== What you need to do ==
Extract every line below, verbatim.

-*-*-

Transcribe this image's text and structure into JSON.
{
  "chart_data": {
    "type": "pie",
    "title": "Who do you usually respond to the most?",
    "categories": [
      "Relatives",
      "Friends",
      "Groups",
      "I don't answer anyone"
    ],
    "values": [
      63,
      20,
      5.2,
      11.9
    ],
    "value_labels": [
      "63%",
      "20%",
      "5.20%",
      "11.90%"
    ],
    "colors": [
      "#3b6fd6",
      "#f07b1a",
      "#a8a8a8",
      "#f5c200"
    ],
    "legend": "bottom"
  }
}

-*-*-

== Correct output ==
Transcribe this image's text and structure into JSON.
{
  "chart_data": {
    "type": "pie",
    "title": "Who do you usually respond to the most?",
    "categories": [
      "Relatives",
      "Friends",
      "Groups",
      "I don't answer anyone"
    ],
    "values": [
      63,
      20,
      5.2,
      11.9
    ],
    "value_labels": [
      "63%",
      "20%",
      "5.20%",
      "11.90%"
    ],
    "colors": [
      "#3b6fd6",
      "#f07b1a",
      "#a8a8a8",
      "#f5c200"
    ],
    "legend": "bottom"
  }
}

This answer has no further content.